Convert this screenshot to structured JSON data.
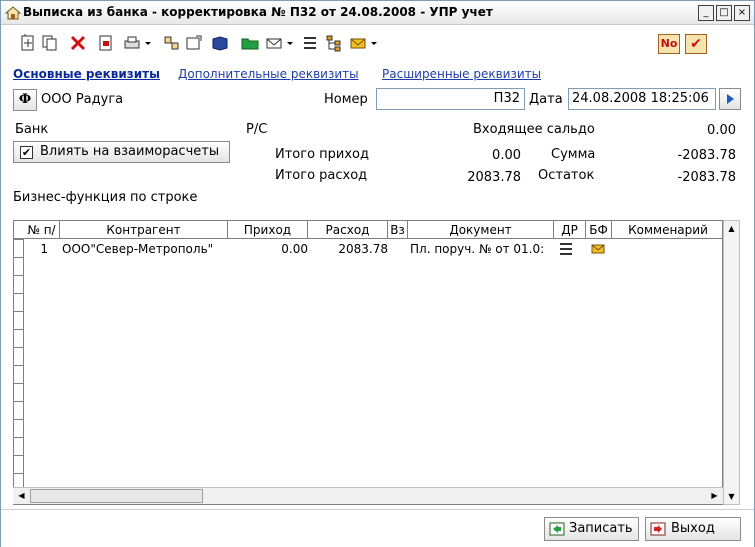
{
  "window": {
    "title": "Выписка из банка  - корректировка № П32 от 24.08.2008 - УПР учет",
    "minimize": "_",
    "maximize": "□",
    "close": "×"
  },
  "toolbar": {
    "icons": [
      "new-doc-icon",
      "copy-doc-icon",
      "delete-icon",
      "open-doc-icon",
      "print-icon",
      "print-dropdown-icon",
      "structure-icon",
      "properties-icon",
      "book-icon",
      "folder-icon",
      "email-icon",
      "email-dropdown-icon",
      "list-icon",
      "tree-icon",
      "envelope-icon",
      "envelope-dropdown-icon"
    ],
    "no_label": "No",
    "check_label": "✔"
  },
  "tabs": [
    {
      "label": "Основные реквизиты",
      "active": true
    },
    {
      "label": "Дополнительные реквизиты",
      "active": false
    },
    {
      "label": "Расширенные реквизиты",
      "active": false
    }
  ],
  "header": {
    "firm_button": "Ф",
    "firm_name": "ООО Радуга",
    "number_label": "Номер",
    "number_value": "П32",
    "date_label": "Дата",
    "date_value": "24.08.2008 18:25:06"
  },
  "summary": {
    "bank_label": "Банк",
    "account_label": "Р/С",
    "opening_balance_label": "Входящее сальдо",
    "opening_balance_value": "0.00",
    "checkbox_label": "Влиять на взаиморасчеты",
    "checkbox_checked": true,
    "total_in_label": "Итого приход",
    "total_in_value": "0.00",
    "sum_label": "Сумма",
    "sum_value": "-2083.78",
    "total_out_label": "Итого расход",
    "total_out_value": "2083.78",
    "rest_label": "Остаток",
    "rest_value": "-2083.78",
    "business_label": "Бизнес-функция по строке"
  },
  "table": {
    "columns": [
      "№ п/",
      "Контрагент",
      "Приход",
      "Расход",
      "Вз",
      "Документ",
      "ДР",
      "БФ",
      "Комменарий"
    ],
    "rows": [
      {
        "num": "1",
        "counterparty": "ООО\"Север-Метрополь\"",
        "income": "0.00",
        "expense": "2083.78",
        "vz": "",
        "document": "Пл. поруч. №  от 01.0:",
        "dr": "list-icon",
        "bf": "envelope-icon",
        "comment": ""
      }
    ]
  },
  "footer": {
    "save_label": "Записать",
    "exit_label": "Выход"
  }
}
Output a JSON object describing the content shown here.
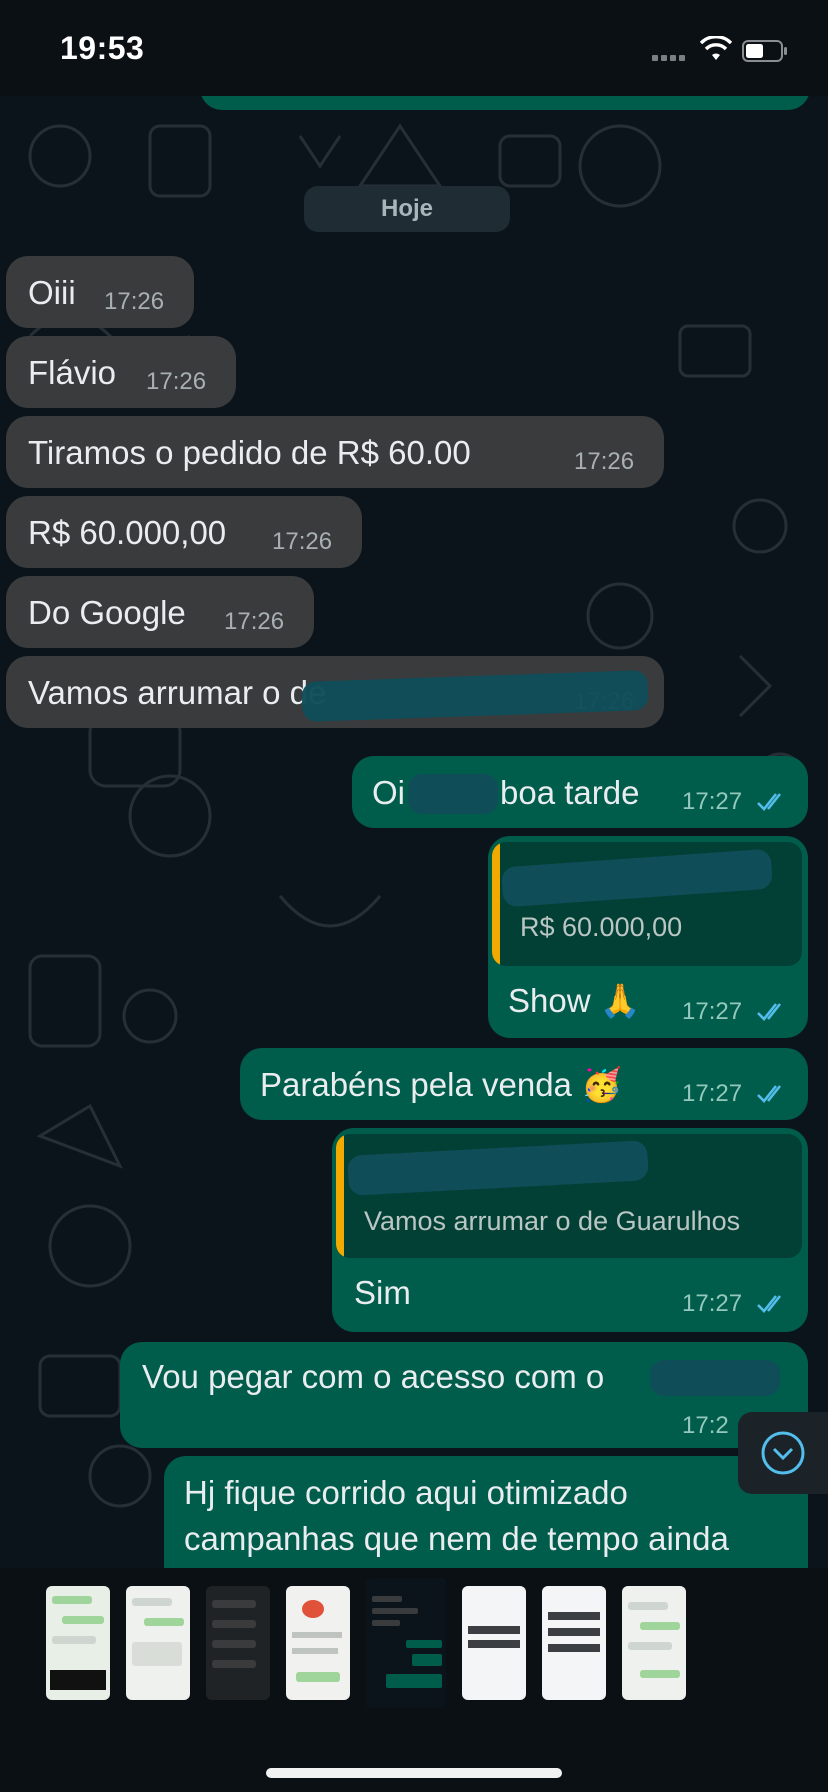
{
  "status_bar": {
    "time": "19:53"
  },
  "chat": {
    "date_label": "Hoje",
    "messages": [
      {
        "text": "Oiii",
        "time": "17:26"
      },
      {
        "text": "Flávio",
        "time": "17:26"
      },
      {
        "text": "Tiramos o pedido de R$ 60.00",
        "time": "17:26"
      },
      {
        "text": "R$ 60.000,00",
        "time": "17:26"
      },
      {
        "text": "Do Google",
        "time": "17:26"
      },
      {
        "text": "Vamos arrumar o de",
        "time": "17:26"
      },
      {
        "text": "Oi",
        "text2": "boa tarde",
        "time": "17:27"
      },
      {
        "quote": "R$ 60.000,00",
        "text": "Show 🙏",
        "time": "17:27"
      },
      {
        "text": "Parabéns pela venda 🥳",
        "time": "17:27"
      },
      {
        "quote": "Vamos arrumar o de Guarulhos",
        "text": "Sim",
        "time": "17:27"
      },
      {
        "text": "Vou pegar com o acesso com o",
        "time": "17:2"
      },
      {
        "line1": "Hj fique corrido aqui otimizado",
        "line2": "campanhas que nem de tempo ainda"
      }
    ]
  },
  "icons": {
    "read_receipt": "double-check-icon",
    "scroll_down": "chevron-down-circle-icon",
    "wifi": "wifi-icon",
    "battery": "battery-icon",
    "signal": "signal-icon"
  },
  "colors": {
    "incoming_bubble": "#3a3b3d",
    "outgoing_bubble": "#005c4b",
    "quote_bar": "#f2a900",
    "read_ticks": "#53bdeb",
    "background": "#0b141a"
  },
  "thumbnails": {
    "count": 8,
    "selected_index": 4
  }
}
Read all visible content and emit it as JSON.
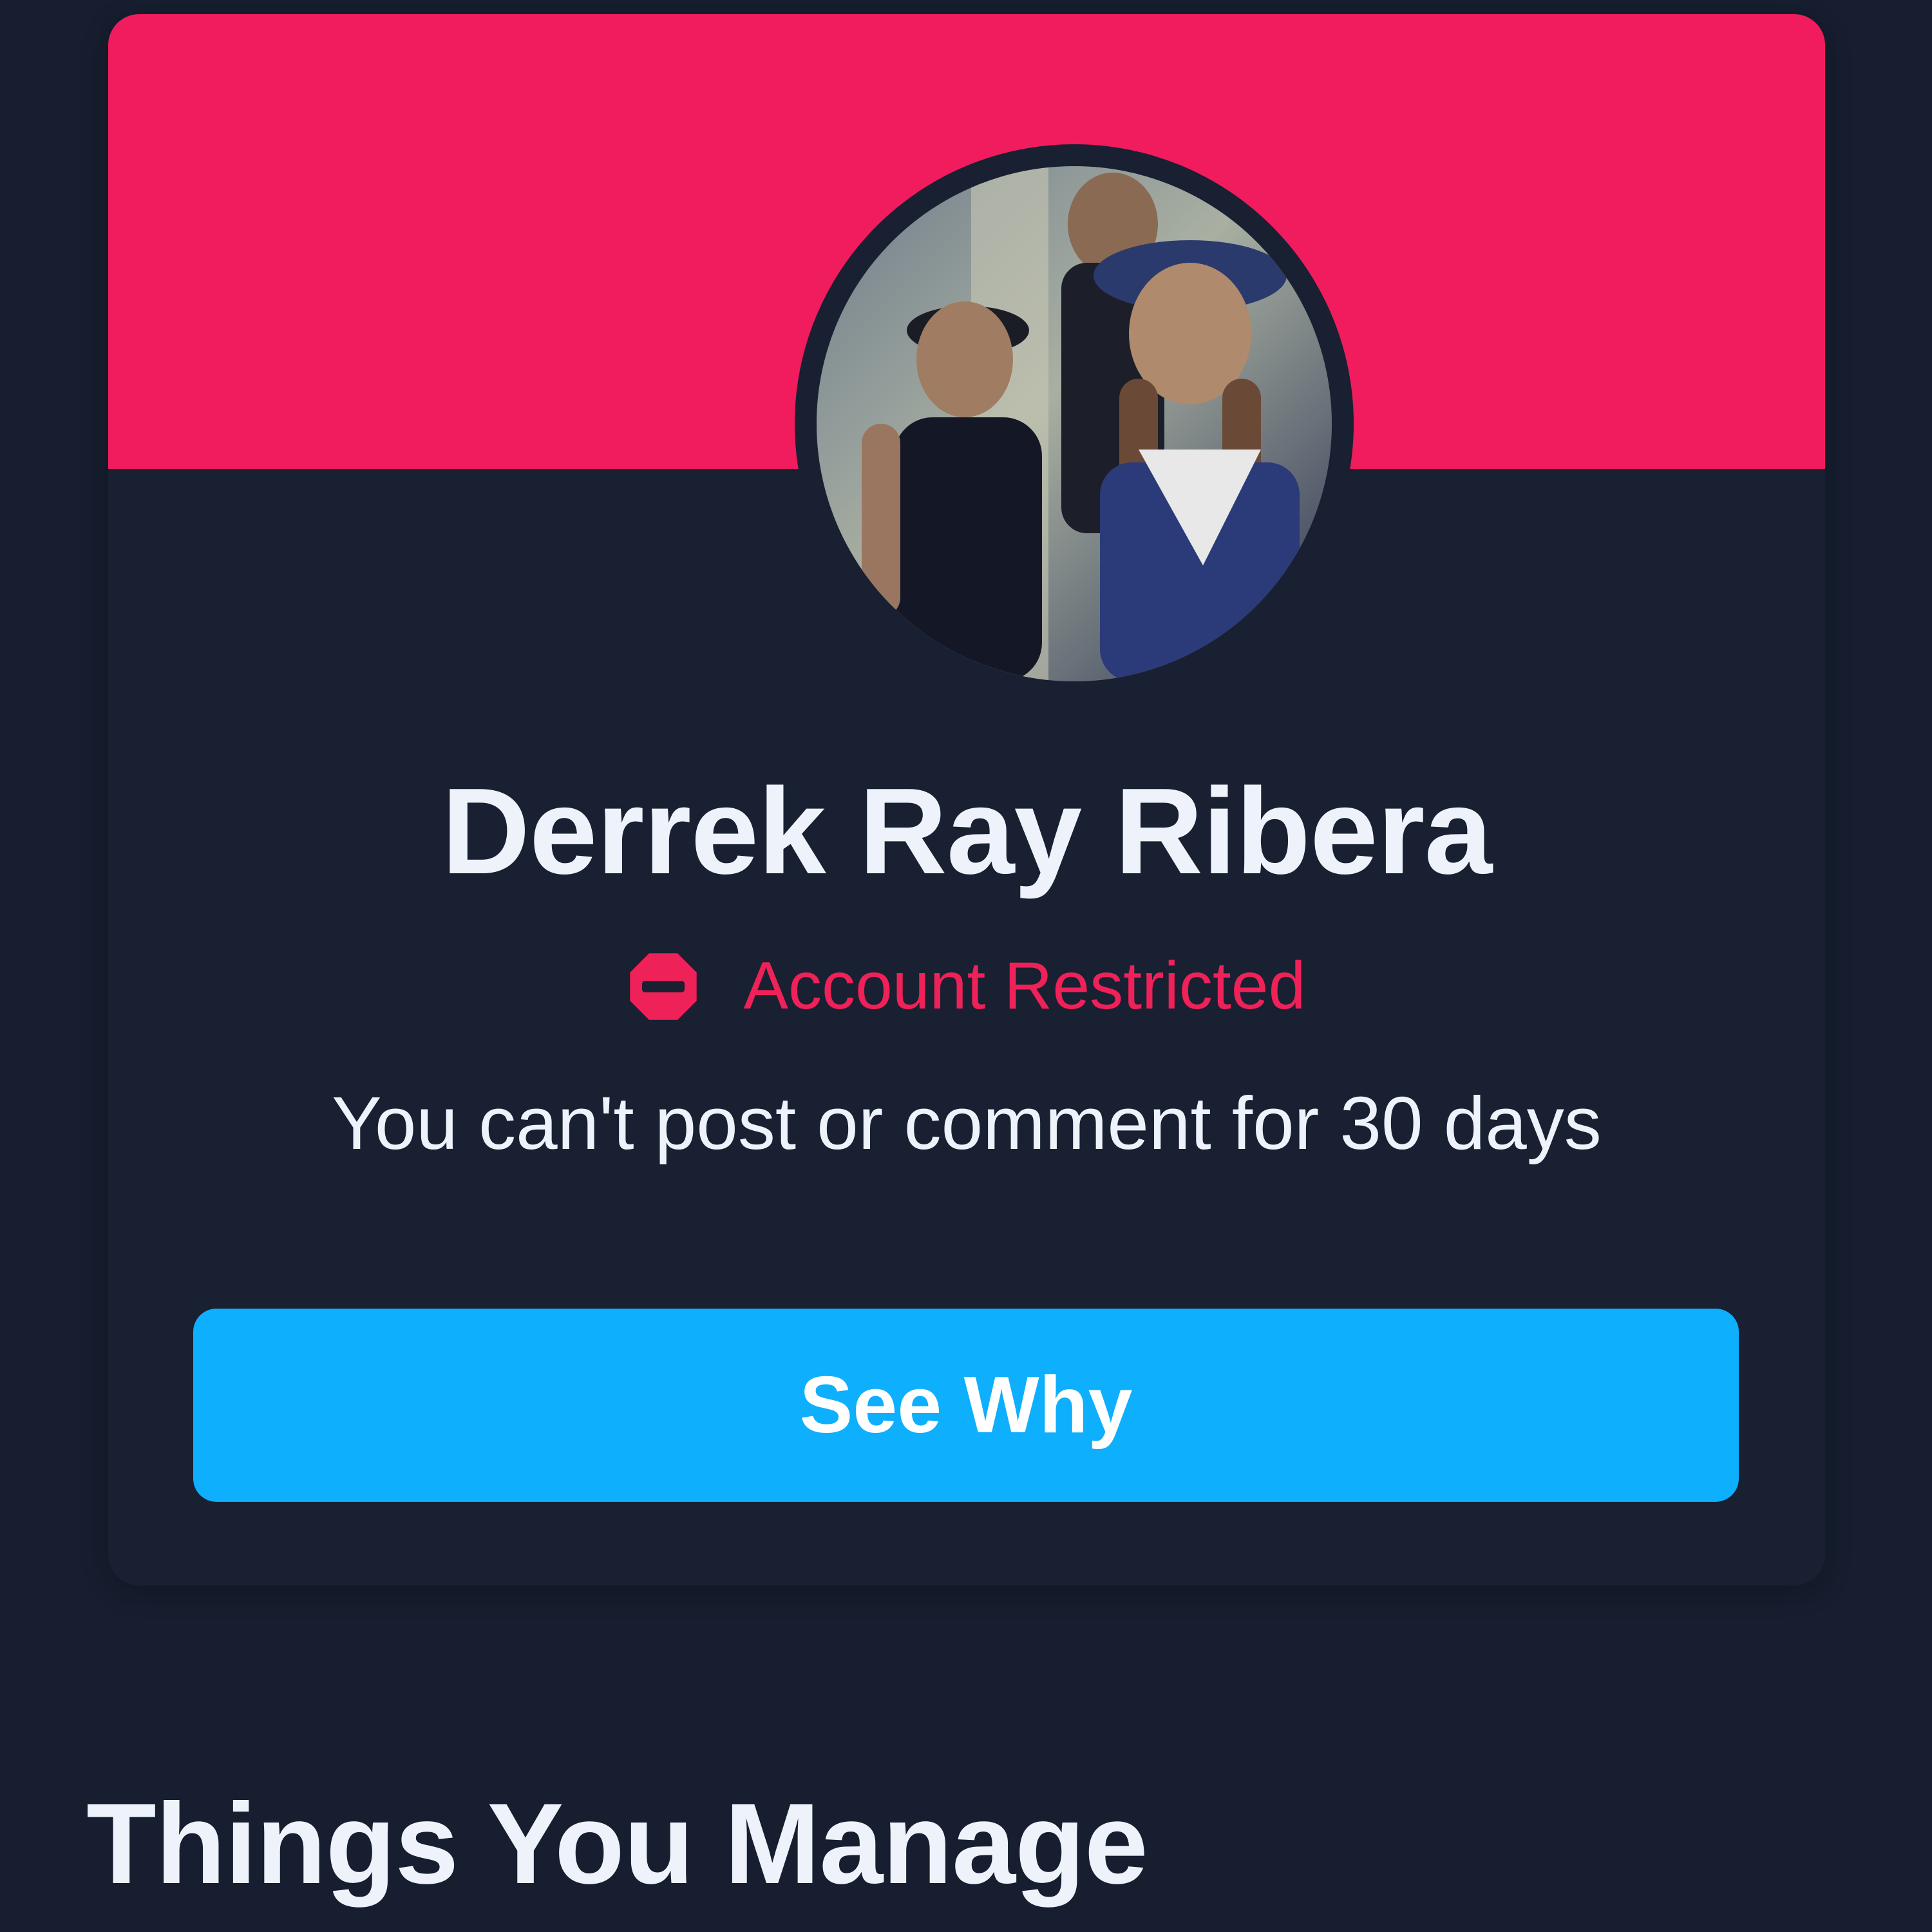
{
  "profile": {
    "name": "Derrek Ray Ribera",
    "avatar_alt": "profile-photo"
  },
  "status": {
    "icon": "stop-icon",
    "label": "Account Restricted",
    "color": "#ef2159"
  },
  "restriction": {
    "message": "You can't post or comment for 30 days"
  },
  "actions": {
    "see_why_label": "See Why"
  },
  "sections": {
    "things_you_manage_title": "Things You Manage"
  },
  "colors": {
    "background": "#161e2f",
    "banner": "#f01c5e",
    "button": "#0eaffc",
    "text": "#eef3fb"
  }
}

Short task: In the entries above, identify each line that includes the string "dropdown", then copy it.

Complete response:
      "print-dropdown-icon",
      "email-dropdown-icon",
      "envelope-dropdown-icon"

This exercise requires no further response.